— Stated goal —
Starting at the line that contains "category-badge[interactable]: Uncategorized <box>817 611" and stopping after the line that contains "post-author[interactable]: Admin <box>833 501", convert those lines from the rows into a numbered list, omitting any blank lines.

— Dataset content —
((

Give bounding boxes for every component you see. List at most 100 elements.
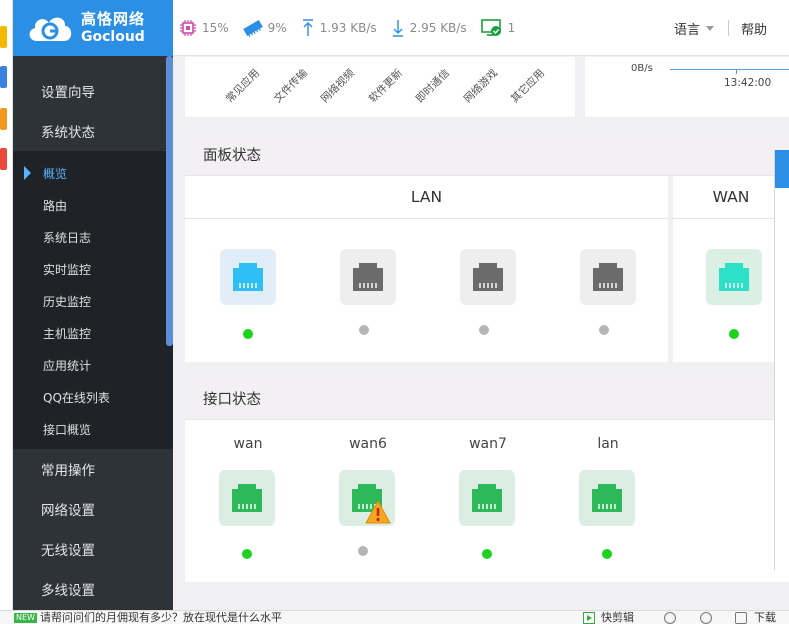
lan-port-2-status-dot bbox=[359, 325, 369, 335]
sidebar-scrollbar[interactable] bbox=[166, 56, 173, 346]
strip-bookmark-icon[interactable] bbox=[0, 108, 7, 130]
panel-status-card: 面板状态 LAN WAN bbox=[185, 133, 789, 362]
warning-icon bbox=[365, 500, 391, 524]
sidebar-subitem-overview[interactable]: 概览 bbox=[13, 157, 173, 189]
sidebar-subitem-system-log[interactable]: 系统日志 bbox=[13, 221, 173, 253]
play-icon bbox=[583, 612, 595, 624]
news-link[interactable]: 请帮问问们的月佣现有多少？放在现代是什么水平 bbox=[40, 611, 282, 624]
online-hosts-value: 1 bbox=[507, 20, 516, 35]
interface-wan7-status-dot bbox=[482, 549, 492, 559]
interface-name: wan7 bbox=[469, 436, 507, 452]
download-stat: 2.95 KB/s bbox=[391, 19, 467, 37]
traffic-chart: 0B/s 13:42:00 bbox=[585, 57, 789, 117]
sidebar-subitem-history-monitor[interactable]: 历史监控 bbox=[13, 285, 173, 317]
chart-category-label: 网络视频 bbox=[318, 67, 357, 106]
ethernet-port-icon bbox=[232, 484, 262, 512]
download-icon[interactable] bbox=[735, 612, 747, 624]
interface-wan[interactable] bbox=[219, 470, 275, 526]
chart-category-label: 常见应用 bbox=[223, 67, 262, 106]
lan-group-header: LAN bbox=[185, 176, 668, 219]
ethernet-port-icon bbox=[593, 263, 623, 291]
interface-wan7[interactable] bbox=[459, 470, 515, 526]
cpu-stat: 15% bbox=[179, 19, 229, 37]
strip-bookmark-icon[interactable] bbox=[0, 148, 7, 170]
lan-port-2[interactable] bbox=[340, 249, 396, 305]
router-admin-page: 高恪网络 Gocloud 设置向导 系统状态 概览 路由 系统日志 实时监控 历… bbox=[0, 0, 789, 624]
sidebar-item-common-ops[interactable]: 常用操作 bbox=[13, 449, 173, 489]
interface-name: wan6 bbox=[349, 436, 387, 452]
interface-name: lan bbox=[597, 436, 619, 452]
topbar-actions: 语言 帮助 bbox=[674, 0, 789, 56]
download-value: 2.95 KB/s bbox=[409, 20, 467, 35]
wan-port-1[interactable] bbox=[706, 249, 762, 305]
chart-category-label: 即时通信 bbox=[413, 67, 452, 106]
sidebar-subitem-qq-online[interactable]: QQ在线列表 bbox=[13, 381, 173, 413]
lan-port-3-status-dot bbox=[479, 325, 489, 335]
cpu-value: 15% bbox=[202, 20, 229, 35]
logo-name-cn: 高恪网络 bbox=[81, 10, 146, 28]
sidebar-subitem-routes[interactable]: 路由 bbox=[13, 189, 173, 221]
speed-icon[interactable] bbox=[664, 612, 676, 624]
system-status-submenu: 概览 路由 系统日志 实时监控 历史监控 主机监控 应用统计 QQ在线列表 接口… bbox=[13, 151, 173, 449]
sidebar-item-setup-wizard[interactable]: 设置向导 bbox=[13, 71, 173, 111]
sidebar-item-system-status[interactable]: 系统状态 bbox=[13, 111, 173, 151]
logo-name-en: Gocloud bbox=[81, 29, 145, 45]
y-axis-tick-label: 0B/s bbox=[631, 63, 653, 74]
browser-bottom-bar: NEW 请帮问问们的月佣现有多少？放在现代是什么水平 快剪辑 下载 bbox=[0, 610, 789, 624]
upload-stat: 1.93 KB/s bbox=[301, 18, 377, 37]
interface-wan6-status-dot bbox=[358, 546, 368, 556]
strip-bookmark-icon[interactable] bbox=[0, 26, 7, 48]
sidebar: 设置向导 系统状态 概览 路由 系统日志 实时监控 历史监控 主机监控 应用统计… bbox=[13, 56, 173, 610]
news-badge: NEW bbox=[14, 613, 37, 623]
quick-clip-button[interactable]: 快剪辑 bbox=[583, 611, 634, 624]
sidebar-item-wireless-settings[interactable]: 无线设置 bbox=[13, 529, 173, 569]
status-topbar: 15% 9% 1.93 KB/s 2.95 KB/s 1 语言 帮助 bbox=[173, 0, 789, 56]
chevron-down-icon bbox=[705, 25, 714, 31]
sidebar-subitem-host-monitor[interactable]: 主机监控 bbox=[13, 317, 173, 349]
interface-wan6[interactable] bbox=[339, 470, 395, 526]
lan-port-1-status-dot bbox=[243, 329, 253, 339]
main-content: 常见应用 文件传输 网络视频 软件更新 即时通信 网络游戏 其它应用 0B/s … bbox=[173, 57, 789, 610]
cloud-logo-icon bbox=[25, 11, 75, 45]
side-popup-header bbox=[775, 150, 789, 188]
strip-bookmark-icon[interactable] bbox=[0, 66, 7, 88]
online-hosts-stat[interactable]: 1 bbox=[480, 18, 516, 37]
interface-name: wan bbox=[233, 436, 263, 452]
language-label: 语言 bbox=[673, 22, 700, 38]
side-popup-panel[interactable] bbox=[774, 150, 789, 570]
app-stats-chart: 常见应用 文件传输 网络视频 软件更新 即时通信 网络游戏 其它应用 bbox=[185, 57, 575, 117]
chart-category-label: 软件更新 bbox=[366, 67, 405, 106]
language-dropdown[interactable]: 语言 bbox=[674, 19, 728, 38]
memory-value: 9% bbox=[267, 20, 287, 35]
x-axis-line bbox=[670, 69, 789, 70]
x-axis-tick bbox=[736, 69, 737, 74]
sidebar-subitem-realtime-monitor[interactable]: 实时监控 bbox=[13, 253, 173, 285]
sidebar-subitem-interface-overview[interactable]: 接口概览 bbox=[13, 413, 173, 445]
sidebar-subitem-app-stats[interactable]: 应用统计 bbox=[13, 349, 173, 381]
interface-lan-status-dot bbox=[602, 549, 612, 559]
ethernet-port-icon bbox=[719, 263, 749, 291]
interface-status-card: 接口状态 wan wan6 wan7 lan bbox=[185, 377, 789, 582]
logo-text: 高恪网络 Gocloud bbox=[81, 10, 146, 45]
brand-logo[interactable]: 高恪网络 Gocloud bbox=[13, 0, 173, 56]
chart-category-label: 文件传输 bbox=[271, 67, 310, 106]
chart-category-label: 其它应用 bbox=[508, 67, 547, 106]
quick-clip-label: 快剪辑 bbox=[601, 611, 634, 624]
ethernet-port-icon bbox=[472, 484, 502, 512]
lan-port-4-status-dot bbox=[599, 325, 609, 335]
upload-value: 1.93 KB/s bbox=[319, 20, 377, 35]
lan-port-3[interactable] bbox=[460, 249, 516, 305]
help-link[interactable]: 帮助 bbox=[729, 19, 789, 38]
download-label[interactable]: 下载 bbox=[754, 611, 776, 624]
lan-port-1[interactable] bbox=[220, 249, 276, 305]
sidebar-item-network-settings[interactable]: 网络设置 bbox=[13, 489, 173, 529]
download-arrow-icon bbox=[392, 19, 403, 37]
lan-port-4[interactable] bbox=[580, 249, 636, 305]
interface-lan[interactable] bbox=[579, 470, 635, 526]
ethernet-port-icon bbox=[592, 484, 622, 512]
cpu-icon bbox=[180, 19, 196, 36]
interface-status-title: 接口状态 bbox=[185, 377, 789, 420]
wan-port-1-status-dot bbox=[729, 329, 739, 339]
tool-icon[interactable] bbox=[700, 612, 712, 624]
sidebar-item-multiline-settings[interactable]: 多线设置 bbox=[13, 569, 173, 609]
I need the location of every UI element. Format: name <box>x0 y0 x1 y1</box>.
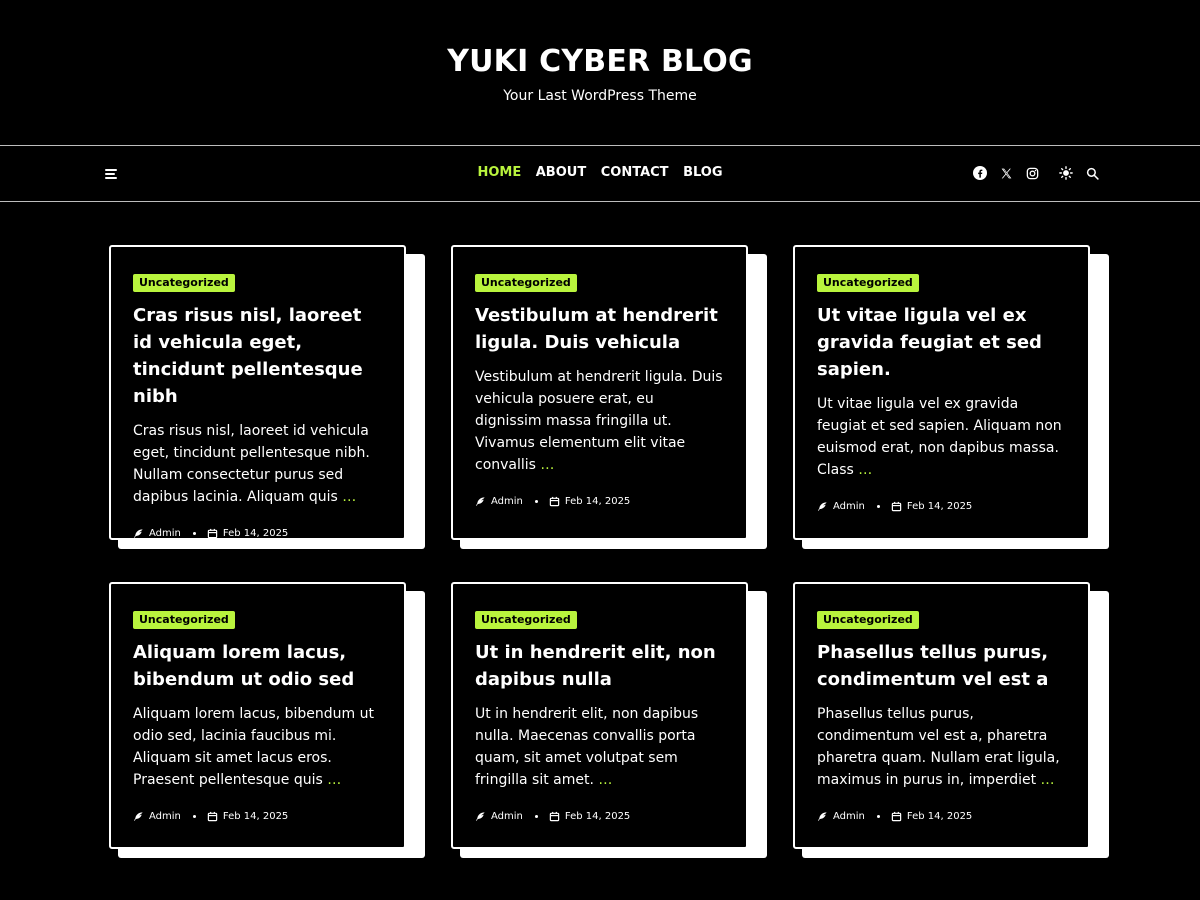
category-badge[interactable]: Uncategorized <box>817 611 919 629</box>
meta-separator <box>192 815 196 818</box>
post-card-body[interactable]: Uncategorized Aliquam lorem lacus, biben… <box>109 582 406 849</box>
post-author[interactable]: Admin <box>833 501 865 512</box>
nav-link-home[interactable]: HOME <box>477 165 521 180</box>
post-card[interactable]: Uncategorized Cras risus nisl, laoreet i… <box>109 245 425 549</box>
calendar-icon <box>207 528 218 539</box>
post-meta: Admin Feb 14, 2025 <box>817 811 1066 822</box>
post-date[interactable]: Feb 14, 2025 <box>223 811 288 822</box>
facebook-icon[interactable] <box>972 165 988 181</box>
read-more-link[interactable]: … <box>540 457 554 473</box>
excerpt-text: Vestibulum at hendrerit ligula. Duis veh… <box>475 369 723 473</box>
main-navigation: HOME ABOUT CONTACT BLOG <box>0 145 1200 202</box>
meta-separator <box>534 500 538 503</box>
post-title[interactable]: Phasellus tellus purus, condimentum vel … <box>817 639 1066 693</box>
post-title[interactable]: Ut vitae ligula vel ex gravida feugiat e… <box>817 302 1066 383</box>
meta-separator <box>876 815 880 818</box>
post-title[interactable]: Ut in hendrerit elit, non dapibus nulla <box>475 639 724 693</box>
theme-toggle-icon[interactable] <box>1058 165 1074 181</box>
excerpt-text: Ut vitae ligula vel ex gravida feugiat e… <box>817 396 1062 478</box>
read-more-link[interactable]: … <box>858 462 872 478</box>
post-meta: Admin Feb 14, 2025 <box>133 811 382 822</box>
nav-link-contact[interactable]: CONTACT <box>601 165 669 180</box>
nav-link-blog[interactable]: BLOG <box>683 165 722 180</box>
post-title[interactable]: Vestibulum at hendrerit ligula. Duis veh… <box>475 302 724 356</box>
post-date[interactable]: Feb 14, 2025 <box>565 496 630 507</box>
feather-icon <box>475 811 486 822</box>
post-date[interactable]: Feb 14, 2025 <box>565 811 630 822</box>
post-card-body[interactable]: Uncategorized Ut in hendrerit elit, non … <box>451 582 748 849</box>
site-header: YUKI CYBER BLOG Your Last WordPress Them… <box>0 0 1200 146</box>
calendar-icon <box>891 811 902 822</box>
calendar-icon <box>891 501 902 512</box>
post-author[interactable]: Admin <box>491 811 523 822</box>
category-badge[interactable]: Uncategorized <box>133 611 235 629</box>
calendar-icon <box>207 811 218 822</box>
post-meta: Admin Feb 14, 2025 <box>475 811 724 822</box>
post-card[interactable]: Uncategorized Vestibulum at hendrerit li… <box>451 245 767 549</box>
x-twitter-icon[interactable] <box>998 165 1014 181</box>
read-more-link[interactable]: … <box>1041 772 1055 788</box>
excerpt-text: Ut in hendrerit elit, non dapibus nulla.… <box>475 706 699 788</box>
post-excerpt: Vestibulum at hendrerit ligula. Duis veh… <box>475 366 724 476</box>
post-meta: Admin Feb 14, 2025 <box>475 496 724 507</box>
read-more-link[interactable]: … <box>342 489 356 505</box>
instagram-icon[interactable] <box>1024 165 1040 181</box>
post-meta: Admin Feb 14, 2025 <box>133 528 382 539</box>
feather-icon <box>133 811 144 822</box>
post-excerpt: Ut in hendrerit elit, non dapibus nulla.… <box>475 703 724 791</box>
site-title[interactable]: YUKI CYBER BLOG <box>0 44 1200 79</box>
feather-icon <box>817 811 828 822</box>
feather-icon <box>817 501 828 512</box>
read-more-link[interactable]: … <box>327 772 341 788</box>
post-card[interactable]: Uncategorized Aliquam lorem lacus, biben… <box>109 582 425 858</box>
post-meta: Admin Feb 14, 2025 <box>817 501 1066 512</box>
post-author[interactable]: Admin <box>833 811 865 822</box>
site-tagline: Your Last WordPress Theme <box>503 88 697 104</box>
post-card-body[interactable]: Uncategorized Phasellus tellus purus, co… <box>793 582 1090 849</box>
meta-separator <box>876 505 880 508</box>
read-more-link[interactable]: … <box>598 772 612 788</box>
calendar-icon <box>549 496 560 507</box>
category-badge[interactable]: Uncategorized <box>475 611 577 629</box>
post-card[interactable]: Uncategorized Phasellus tellus purus, co… <box>793 582 1109 858</box>
post-excerpt: Phasellus tellus purus, condimentum vel … <box>817 703 1066 791</box>
category-badge[interactable]: Uncategorized <box>475 274 577 292</box>
feather-icon <box>475 496 486 507</box>
post-author[interactable]: Admin <box>149 811 181 822</box>
post-author[interactable]: Admin <box>491 496 523 507</box>
search-icon[interactable] <box>1084 165 1100 181</box>
post-card[interactable]: Uncategorized Ut in hendrerit elit, non … <box>451 582 767 858</box>
post-card-body[interactable]: Uncategorized Ut vitae ligula vel ex gra… <box>793 245 1090 540</box>
nav-icons <box>962 165 1100 181</box>
category-badge[interactable]: Uncategorized <box>133 274 235 292</box>
post-card-body[interactable]: Uncategorized Cras risus nisl, laoreet i… <box>109 245 406 540</box>
post-author[interactable]: Admin <box>149 528 181 539</box>
meta-separator <box>192 532 196 535</box>
excerpt-text: Cras risus nisl, laoreet id vehicula ege… <box>133 423 370 505</box>
post-date[interactable]: Feb 14, 2025 <box>907 501 972 512</box>
post-card[interactable]: Uncategorized Ut vitae ligula vel ex gra… <box>793 245 1109 549</box>
post-excerpt: Ut vitae ligula vel ex gravida feugiat e… <box>817 393 1066 481</box>
post-title[interactable]: Aliquam lorem lacus, bibendum ut odio se… <box>133 639 382 693</box>
post-card-body[interactable]: Uncategorized Vestibulum at hendrerit li… <box>451 245 748 540</box>
excerpt-text: Phasellus tellus purus, condimentum vel … <box>817 706 1060 788</box>
post-excerpt: Cras risus nisl, laoreet id vehicula ege… <box>133 420 382 508</box>
category-badge[interactable]: Uncategorized <box>817 274 919 292</box>
calendar-icon <box>549 811 560 822</box>
nav-link-about[interactable]: ABOUT <box>536 165 586 180</box>
feather-icon <box>133 528 144 539</box>
post-excerpt: Aliquam lorem lacus, bibendum ut odio se… <box>133 703 382 791</box>
post-date[interactable]: Feb 14, 2025 <box>907 811 972 822</box>
meta-separator <box>534 815 538 818</box>
post-date[interactable]: Feb 14, 2025 <box>223 528 288 539</box>
post-title[interactable]: Cras risus nisl, laoreet id vehicula ege… <box>133 302 382 410</box>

))

— Full answer —
1. category-badge[interactable]: Uncategorized <box>817 611 919 629</box>
2. meta-separator <box>192 815 196 818</box>
3. post-card-body[interactable]: Uncategorized Aliquam lorem lacus, biben… <box>109 582 406 849</box>
4. post-author[interactable]: Admin <box>833 501 865 512</box>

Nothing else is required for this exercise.